Take the line containing "Serialize everything readable" and every line after it to the end of the material below; reproduce them exactly, without pictures.
---*---
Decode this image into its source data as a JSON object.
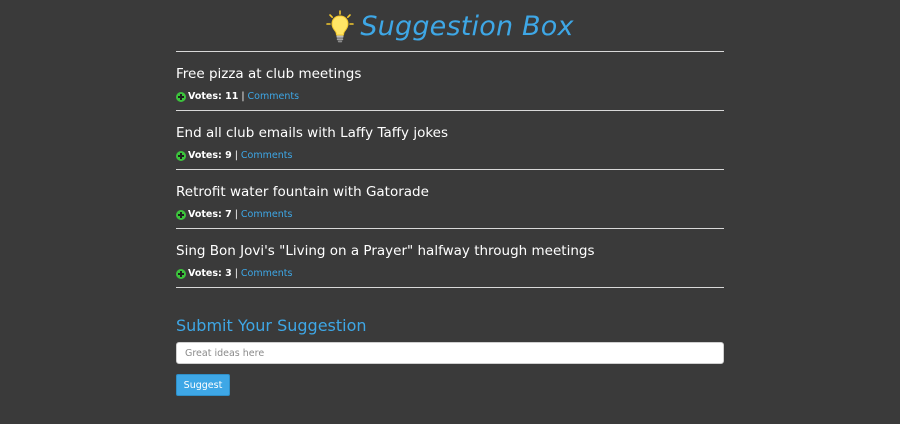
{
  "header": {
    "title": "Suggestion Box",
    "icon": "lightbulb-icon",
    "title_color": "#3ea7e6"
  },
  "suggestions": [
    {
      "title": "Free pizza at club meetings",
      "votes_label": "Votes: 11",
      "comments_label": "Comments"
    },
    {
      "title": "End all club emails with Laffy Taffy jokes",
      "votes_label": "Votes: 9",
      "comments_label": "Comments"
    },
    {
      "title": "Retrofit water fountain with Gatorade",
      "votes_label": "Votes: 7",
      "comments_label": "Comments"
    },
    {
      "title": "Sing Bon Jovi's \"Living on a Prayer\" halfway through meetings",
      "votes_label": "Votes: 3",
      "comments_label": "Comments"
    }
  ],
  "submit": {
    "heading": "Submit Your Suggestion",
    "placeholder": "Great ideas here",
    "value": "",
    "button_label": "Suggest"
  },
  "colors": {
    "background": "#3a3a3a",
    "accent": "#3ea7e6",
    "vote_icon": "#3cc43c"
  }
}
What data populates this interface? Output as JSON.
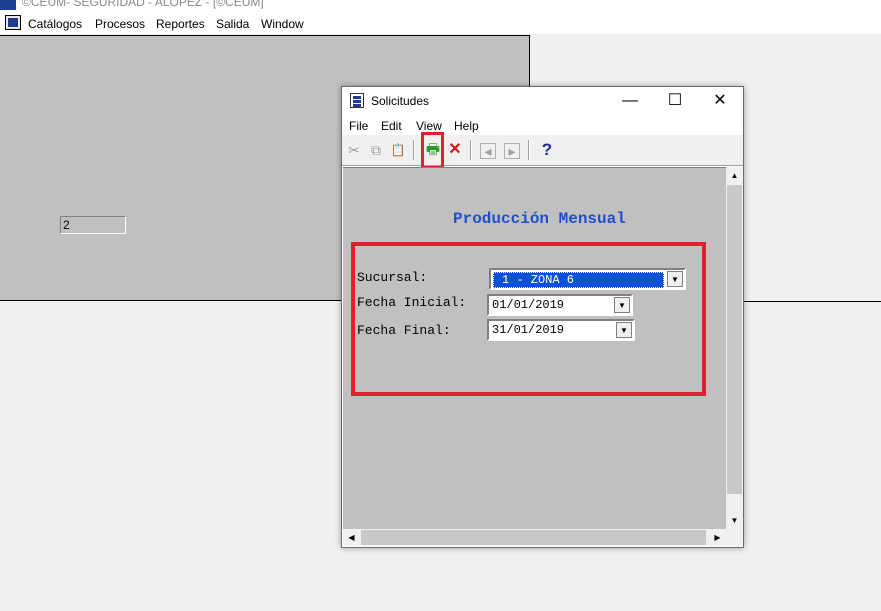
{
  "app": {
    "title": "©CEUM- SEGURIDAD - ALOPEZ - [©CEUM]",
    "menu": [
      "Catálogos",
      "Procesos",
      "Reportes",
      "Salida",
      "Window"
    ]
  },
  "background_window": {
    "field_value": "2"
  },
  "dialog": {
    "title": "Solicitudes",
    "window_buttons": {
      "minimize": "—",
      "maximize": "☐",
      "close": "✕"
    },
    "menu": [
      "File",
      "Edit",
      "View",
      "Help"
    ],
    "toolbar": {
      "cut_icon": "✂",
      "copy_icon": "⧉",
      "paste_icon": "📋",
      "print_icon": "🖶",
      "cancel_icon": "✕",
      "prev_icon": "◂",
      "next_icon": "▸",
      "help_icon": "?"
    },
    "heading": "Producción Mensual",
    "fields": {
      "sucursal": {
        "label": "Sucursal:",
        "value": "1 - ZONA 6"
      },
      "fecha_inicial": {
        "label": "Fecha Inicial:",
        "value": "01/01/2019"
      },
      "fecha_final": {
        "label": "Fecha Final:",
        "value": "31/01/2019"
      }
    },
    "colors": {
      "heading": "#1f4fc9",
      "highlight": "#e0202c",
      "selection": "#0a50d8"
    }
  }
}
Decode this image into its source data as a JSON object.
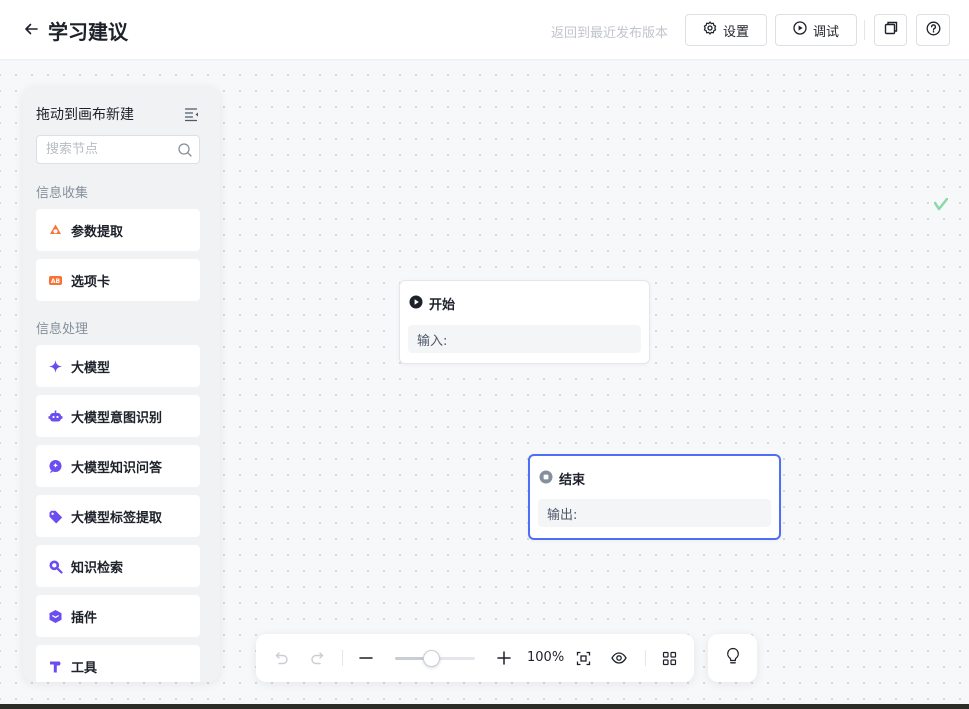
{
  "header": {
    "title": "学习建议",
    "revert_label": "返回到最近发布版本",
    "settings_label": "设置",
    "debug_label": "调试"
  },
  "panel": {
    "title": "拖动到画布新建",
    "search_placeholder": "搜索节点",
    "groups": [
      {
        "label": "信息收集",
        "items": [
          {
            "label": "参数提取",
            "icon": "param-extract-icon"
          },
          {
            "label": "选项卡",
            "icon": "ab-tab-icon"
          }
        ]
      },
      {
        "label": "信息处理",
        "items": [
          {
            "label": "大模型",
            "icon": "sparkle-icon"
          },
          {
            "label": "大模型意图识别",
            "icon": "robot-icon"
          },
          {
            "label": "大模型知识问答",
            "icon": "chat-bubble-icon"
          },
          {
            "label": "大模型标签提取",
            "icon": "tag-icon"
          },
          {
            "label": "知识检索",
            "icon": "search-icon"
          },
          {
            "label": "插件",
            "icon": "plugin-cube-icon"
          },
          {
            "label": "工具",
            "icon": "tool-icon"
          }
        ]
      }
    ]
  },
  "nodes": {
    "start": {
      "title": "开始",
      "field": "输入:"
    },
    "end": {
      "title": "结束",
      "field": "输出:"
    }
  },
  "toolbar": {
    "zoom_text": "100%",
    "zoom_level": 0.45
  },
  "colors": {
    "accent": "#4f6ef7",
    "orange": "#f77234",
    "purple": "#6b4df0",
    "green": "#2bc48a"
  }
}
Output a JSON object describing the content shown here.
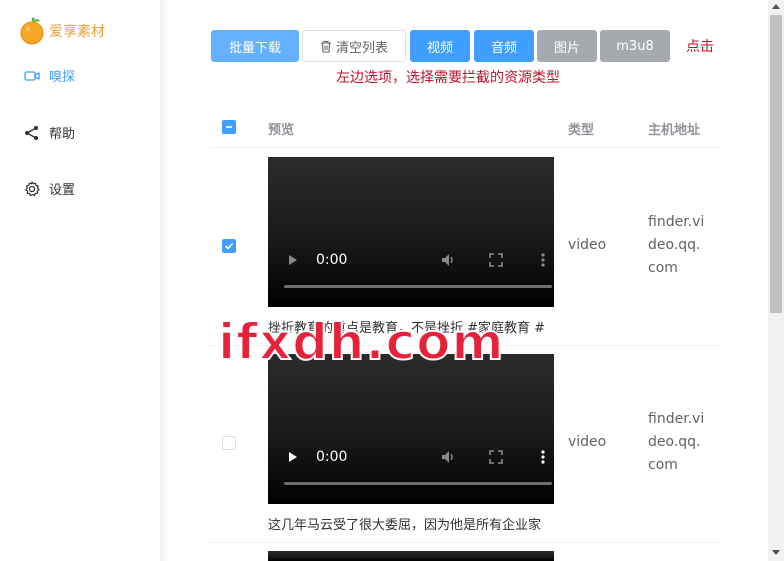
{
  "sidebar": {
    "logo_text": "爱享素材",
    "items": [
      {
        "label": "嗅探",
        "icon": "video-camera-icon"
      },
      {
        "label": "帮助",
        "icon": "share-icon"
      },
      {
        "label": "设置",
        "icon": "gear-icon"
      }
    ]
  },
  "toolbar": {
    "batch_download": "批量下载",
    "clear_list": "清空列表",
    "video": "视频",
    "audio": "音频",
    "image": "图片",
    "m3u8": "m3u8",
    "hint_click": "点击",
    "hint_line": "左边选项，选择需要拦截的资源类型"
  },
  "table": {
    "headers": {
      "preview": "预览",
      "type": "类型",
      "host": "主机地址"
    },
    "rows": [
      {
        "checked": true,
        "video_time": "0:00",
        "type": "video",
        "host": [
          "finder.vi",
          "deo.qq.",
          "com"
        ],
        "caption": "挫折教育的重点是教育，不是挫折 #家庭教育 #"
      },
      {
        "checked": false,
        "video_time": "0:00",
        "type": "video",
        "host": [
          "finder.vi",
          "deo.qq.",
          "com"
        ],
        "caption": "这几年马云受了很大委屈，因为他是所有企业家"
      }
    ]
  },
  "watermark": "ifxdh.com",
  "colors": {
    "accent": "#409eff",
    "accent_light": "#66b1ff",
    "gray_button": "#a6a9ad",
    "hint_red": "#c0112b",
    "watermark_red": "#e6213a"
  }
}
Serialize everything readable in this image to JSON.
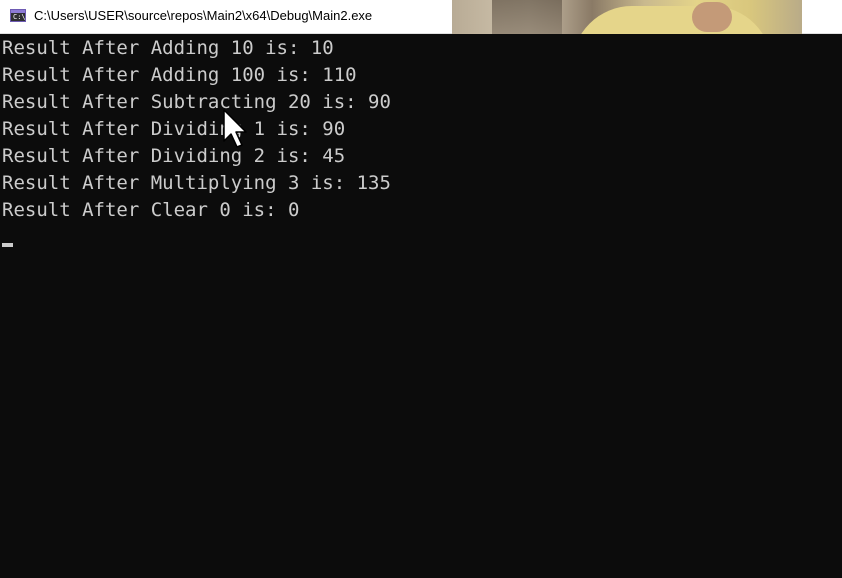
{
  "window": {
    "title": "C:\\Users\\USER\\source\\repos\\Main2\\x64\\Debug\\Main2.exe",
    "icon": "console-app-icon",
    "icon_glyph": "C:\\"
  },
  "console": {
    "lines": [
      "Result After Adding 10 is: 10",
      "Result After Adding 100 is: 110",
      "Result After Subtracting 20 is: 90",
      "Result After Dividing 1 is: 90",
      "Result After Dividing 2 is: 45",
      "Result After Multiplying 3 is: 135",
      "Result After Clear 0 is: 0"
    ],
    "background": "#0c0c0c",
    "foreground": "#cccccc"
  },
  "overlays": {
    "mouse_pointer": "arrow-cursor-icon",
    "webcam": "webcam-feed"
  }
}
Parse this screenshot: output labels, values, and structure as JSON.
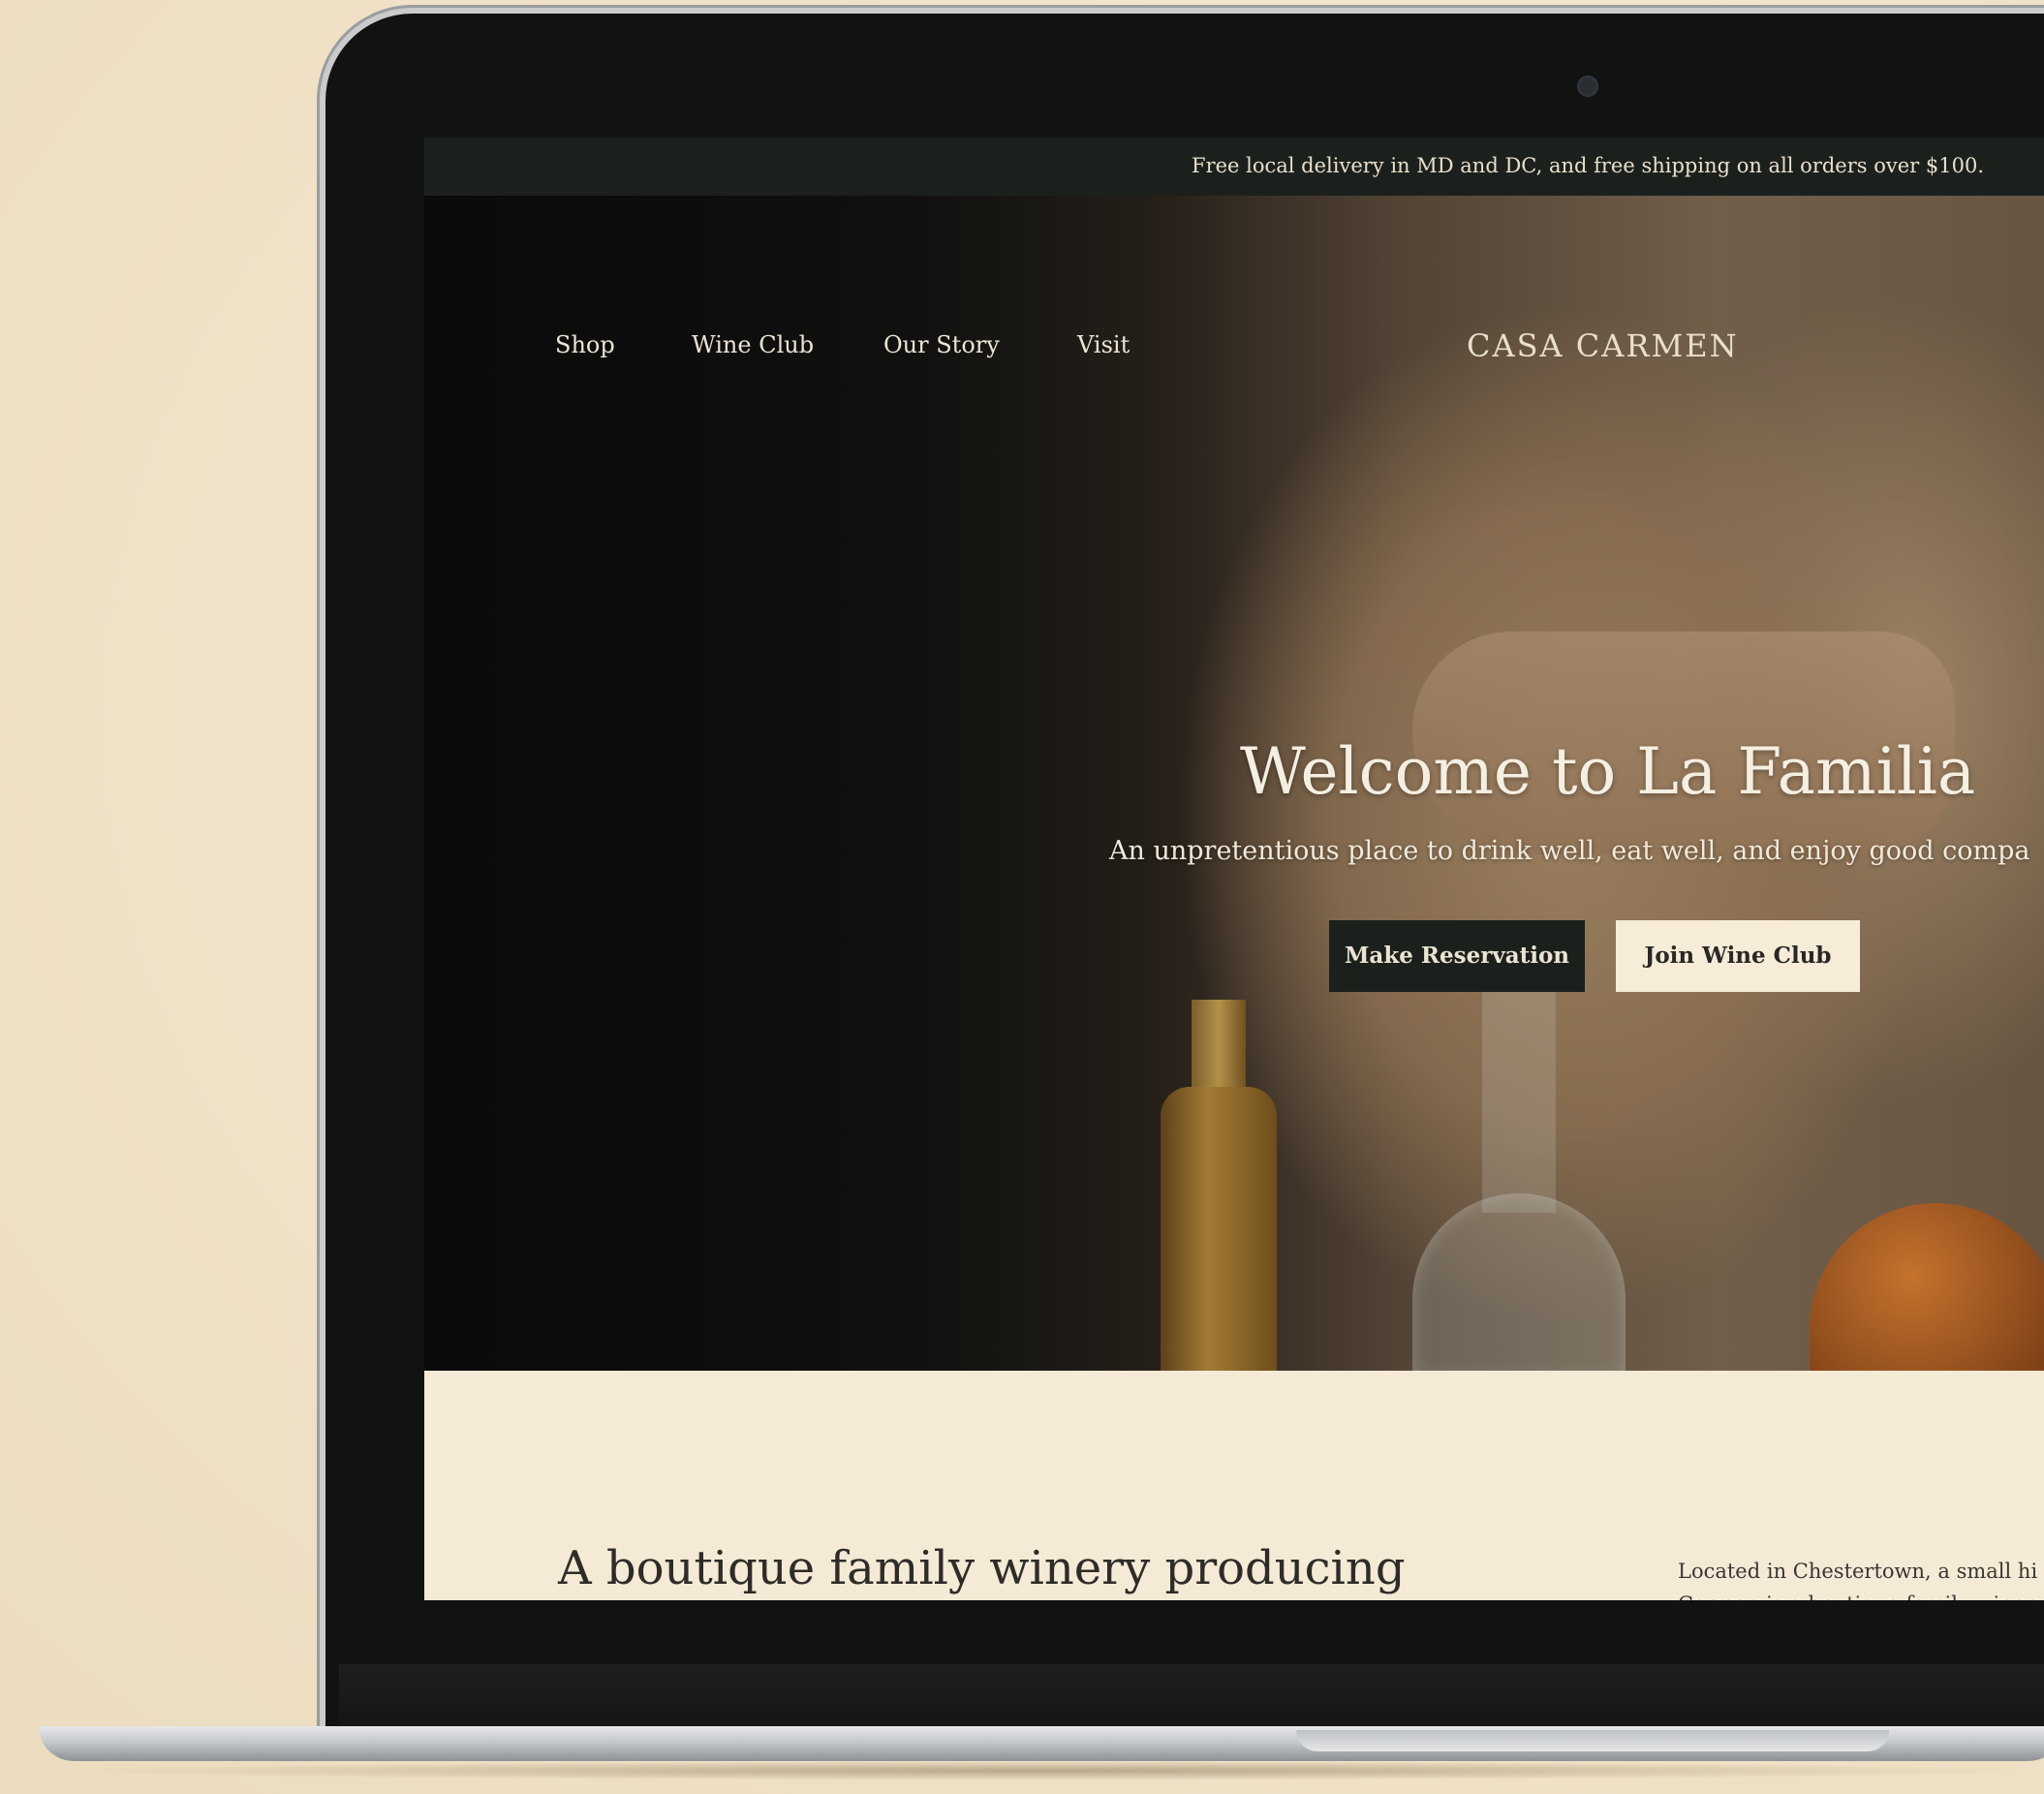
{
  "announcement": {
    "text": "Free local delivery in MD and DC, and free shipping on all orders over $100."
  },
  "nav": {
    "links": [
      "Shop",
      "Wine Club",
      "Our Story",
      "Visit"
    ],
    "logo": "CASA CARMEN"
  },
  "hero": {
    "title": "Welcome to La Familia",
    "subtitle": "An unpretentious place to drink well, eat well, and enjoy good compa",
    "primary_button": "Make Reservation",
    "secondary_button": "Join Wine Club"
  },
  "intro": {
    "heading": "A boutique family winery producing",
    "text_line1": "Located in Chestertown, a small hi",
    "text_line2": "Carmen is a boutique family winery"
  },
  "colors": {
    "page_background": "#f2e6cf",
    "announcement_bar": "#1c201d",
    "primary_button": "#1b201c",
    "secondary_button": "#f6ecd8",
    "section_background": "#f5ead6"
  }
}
---*---
### [TASK ANSWER]
Serialize everything readable in this image to JSON.
{
  "window": {
    "title": "C:\\Users\\USER\\source\\repos\\Main2\\x64\\Debug\\Main2.exe",
    "icon": "console-app-icon",
    "icon_glyph": "C:\\"
  },
  "console": {
    "lines": [
      "Result After Adding 10 is: 10",
      "Result After Adding 100 is: 110",
      "Result After Subtracting 20 is: 90",
      "Result After Dividing 1 is: 90",
      "Result After Dividing 2 is: 45",
      "Result After Multiplying 3 is: 135",
      "Result After Clear 0 is: 0"
    ],
    "background": "#0c0c0c",
    "foreground": "#cccccc"
  },
  "overlays": {
    "mouse_pointer": "arrow-cursor-icon",
    "webcam": "webcam-feed"
  }
}
Parse this screenshot: output labels, values, and structure as JSON.
{
  "announcement": {
    "text": "Free local delivery in MD and DC, and free shipping on all orders over $100."
  },
  "nav": {
    "links": [
      "Shop",
      "Wine Club",
      "Our Story",
      "Visit"
    ],
    "logo": "CASA CARMEN"
  },
  "hero": {
    "title": "Welcome to La Familia",
    "subtitle": "An unpretentious place to drink well, eat well, and enjoy good compa",
    "primary_button": "Make Reservation",
    "secondary_button": "Join Wine Club"
  },
  "intro": {
    "heading": "A boutique family winery producing",
    "text_line1": "Located in Chestertown, a small hi",
    "text_line2": "Carmen is a boutique family winery"
  },
  "colors": {
    "page_background": "#f2e6cf",
    "announcement_bar": "#1c201d",
    "primary_button": "#1b201c",
    "secondary_button": "#f6ecd8",
    "section_background": "#f5ead6"
  }
}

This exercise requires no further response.